- [REQUEST]: Restate the whole listing word for word. Pictures are left out.

Collected data
::::::
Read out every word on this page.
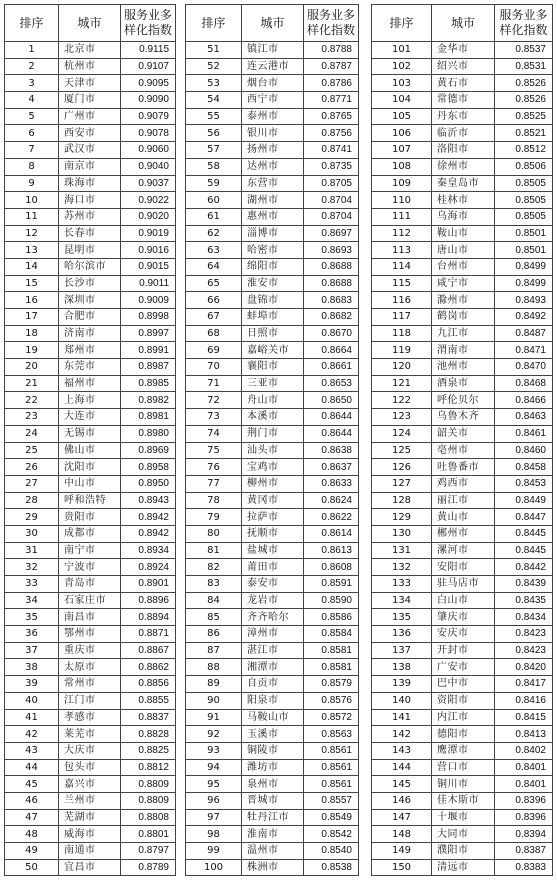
排序	城市	服务业多样化指数
1	北京市	0.9115
2	杭州市	0.9107
3	天津市	0.9095
4	厦门市	0.9090
5	广州市	0.9079
6	西安市	0.9078
7	武汉市	0.9060
8	南京市	0.9040
9	珠海市	0.9037
10	海口市	0.9022
11	苏州市	0.9020
12	长春市	0.9019
13	昆明市	0.9016
14	哈尔滨市	0.9015
15	长沙市	0.9011
16	深圳市	0.9009
17	合肥市	0.8998
18	济南市	0.8997
19	郑州市	0.8991
20	东莞市	0.8987
21	福州市	0.8985
22	上海市	0.8982
23	大连市	0.8981
24	无锡市	0.8980
25	佛山市	0.8969
26	沈阳市	0.8958
27	中山市	0.8950
28	呼和浩特	0.8943
29	贵阳市	0.8942
30	成都市	0.8942
31	南宁市	0.8934
32	宁波市	0.8924
33	青岛市	0.8901
34	石家庄市	0.8896
35	南昌市	0.8894
36	鄂州市	0.8871
37	重庆市	0.8867
38	太原市	0.8862
39	常州市	0.8856
40	江门市	0.8855
41	孝感市	0.8837
42	莱芜市	0.8828
43	大庆市	0.8825
44	包头市	0.8812
45	嘉兴市	0.8809
46	兰州市	0.8809
47	芜湖市	0.8808
48	威海市	0.8801
49	南通市	0.8797
50	宜昌市	0.8789
排序	城市	服务业多样化指数
51	镇江市	0.8788
52	连云港市	0.8787
53	烟台市	0.8786
54	西宁市	0.8771
55	泰州市	0.8765
56	银川市	0.8756
57	扬州市	0.8741
58	达州市	0.8735
59	东营市	0.8705
60	湖州市	0.8704
61	惠州市	0.8704
62	淄博市	0.8697
63	哈密市	0.8693
64	绵阳市	0.8688
65	淮安市	0.8688
66	盘锦市	0.8683
67	蚌埠市	0.8682
68	日照市	0.8670
69	嘉峪关市	0.8664
70	襄阳市	0.8661
71	三亚市	0.8653
72	舟山市	0.8650
73	本溪市	0.8644
74	荆门市	0.8644
75	汕头市	0.8638
76	宝鸡市	0.8637
77	柳州市	0.8633
78	黄冈市	0.8624
79	拉萨市	0.8622
80	抚顺市	0.8614
81	盐城市	0.8613
82	莆田市	0.8608
83	泰安市	0.8591
84	龙岩市	0.8590
85	齐齐哈尔	0.8586
86	漳州市	0.8584
87	湛江市	0.8581
88	湘潭市	0.8581
89	自贡市	0.8579
90	阳泉市	0.8576
91	马鞍山市	0.8572
92	玉溪市	0.8563
93	铜陵市	0.8561
94	潍坊市	0.8561
95	泉州市	0.8561
96	晋城市	0.8557
97	牡丹江市	0.8549
98	淮南市	0.8542
99	温州市	0.8540
100	株洲市	0.8538
排序	城市	服务业多样化指数
101	金华市	0.8537
102	绍兴市	0.8531
103	黄石市	0.8526
104	常德市	0.8526
105	丹东市	0.8525
106	临沂市	0.8521
107	洛阳市	0.8512
108	徐州市	0.8506
109	秦皇岛市	0.8505
110	桂林市	0.8505
111	乌海市	0.8505
112	鞍山市	0.8501
113	唐山市	0.8501
114	台州市	0.8499
115	咸宁市	0.8499
116	滁州市	0.8493
117	鹤岗市	0.8492
118	九江市	0.8487
119	渭南市	0.8471
120	池州市	0.8470
121	酒泉市	0.8468
122	呼伦贝尔	0.8466
123	乌鲁木齐	0.8463
124	韶关市	0.8461
125	亳州市	0.8460
126	吐鲁番市	0.8458
127	鸡西市	0.8453
128	丽江市	0.8449
129	黄山市	0.8447
130	郴州市	0.8445
131	漯河市	0.8445
132	安阳市	0.8442
133	驻马店市	0.8439
134	白山市	0.8435
135	肇庆市	0.8434
136	安庆市	0.8423
137	开封市	0.8423
138	广安市	0.8420
139	巴中市	0.8417
140	资阳市	0.8416
141	内江市	0.8415
142	德阳市	0.8413
143	鹰潭市	0.8402
144	营口市	0.8401
145	铜川市	0.8401
146	佳木斯市	0.8396
147	十堰市	0.8396
148	大同市	0.8394
149	濮阳市	0.8387
150	清远市	0.8383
::::::
- [REPLY]:
Read out every word on this page.
排序	城市	服务业多样化指数
1	北京市	0.9115
2	杭州市	0.9107
3	天津市	0.9095
4	厦门市	0.9090
5	广州市	0.9079
6	西安市	0.9078
7	武汉市	0.9060
8	南京市	0.9040
9	珠海市	0.9037
10	海口市	0.9022
11	苏州市	0.9020
12	长春市	0.9019
13	昆明市	0.9016
14	哈尔滨市	0.9015
15	长沙市	0.9011
16	深圳市	0.9009
17	合肥市	0.8998
18	济南市	0.8997
19	郑州市	0.8991
20	东莞市	0.8987
21	福州市	0.8985
22	上海市	0.8982
23	大连市	0.8981
24	无锡市	0.8980
25	佛山市	0.8969
26	沈阳市	0.8958
27	中山市	0.8950
28	呼和浩特	0.8943
29	贵阳市	0.8942
30	成都市	0.8942
31	南宁市	0.8934
32	宁波市	0.8924
33	青岛市	0.8901
34	石家庄市	0.8896
35	南昌市	0.8894
36	鄂州市	0.8871
37	重庆市	0.8867
38	太原市	0.8862
39	常州市	0.8856
40	江门市	0.8855
41	孝感市	0.8837
42	莱芜市	0.8828
43	大庆市	0.8825
44	包头市	0.8812
45	嘉兴市	0.8809
46	兰州市	0.8809
47	芜湖市	0.8808
48	威海市	0.8801
49	南通市	0.8797
50	宜昌市	0.8789
排序	城市	服务业多样化指数
51	镇江市	0.8788
52	连云港市	0.8787
53	烟台市	0.8786
54	西宁市	0.8771
55	泰州市	0.8765
56	银川市	0.8756
57	扬州市	0.8741
58	达州市	0.8735
59	东营市	0.8705
60	湖州市	0.8704
61	惠州市	0.8704
62	淄博市	0.8697
63	哈密市	0.8693
64	绵阳市	0.8688
65	淮安市	0.8688
66	盘锦市	0.8683
67	蚌埠市	0.8682
68	日照市	0.8670
69	嘉峪关市	0.8664
70	襄阳市	0.8661
71	三亚市	0.8653
72	舟山市	0.8650
73	本溪市	0.8644
74	荆门市	0.8644
75	汕头市	0.8638
76	宝鸡市	0.8637
77	柳州市	0.8633
78	黄冈市	0.8624
79	拉萨市	0.8622
80	抚顺市	0.8614
81	盐城市	0.8613
82	莆田市	0.8608
83	泰安市	0.8591
84	龙岩市	0.8590
85	齐齐哈尔	0.8586
86	漳州市	0.8584
87	湛江市	0.8581
88	湘潭市	0.8581
89	自贡市	0.8579
90	阳泉市	0.8576
91	马鞍山市	0.8572
92	玉溪市	0.8563
93	铜陵市	0.8561
94	潍坊市	0.8561
95	泉州市	0.8561
96	晋城市	0.8557
97	牡丹江市	0.8549
98	淮南市	0.8542
99	温州市	0.8540
100	株洲市	0.8538
排序	城市	服务业多样化指数
101	金华市	0.8537
102	绍兴市	0.8531
103	黄石市	0.8526
104	常德市	0.8526
105	丹东市	0.8525
106	临沂市	0.8521
107	洛阳市	0.8512
108	徐州市	0.8506
109	秦皇岛市	0.8505
110	桂林市	0.8505
111	乌海市	0.8505
112	鞍山市	0.8501
113	唐山市	0.8501
114	台州市	0.8499
115	咸宁市	0.8499
116	滁州市	0.8493
117	鹤岗市	0.8492
118	九江市	0.8487
119	渭南市	0.8471
120	池州市	0.8470
121	酒泉市	0.8468
122	呼伦贝尔	0.8466
123	乌鲁木齐	0.8463
124	韶关市	0.8461
125	亳州市	0.8460
126	吐鲁番市	0.8458
127	鸡西市	0.8453
128	丽江市	0.8449
129	黄山市	0.8447
130	郴州市	0.8445
131	漯河市	0.8445
132	安阳市	0.8442
133	驻马店市	0.8439
134	白山市	0.8435
135	肇庆市	0.8434
136	安庆市	0.8423
137	开封市	0.8423
138	广安市	0.8420
139	巴中市	0.8417
140	资阳市	0.8416
141	内江市	0.8415
142	德阳市	0.8413
143	鹰潭市	0.8402
144	营口市	0.8401
145	铜川市	0.8401
146	佳木斯市	0.8396
147	十堰市	0.8396
148	大同市	0.8394
149	濮阳市	0.8387
150	清远市	0.8383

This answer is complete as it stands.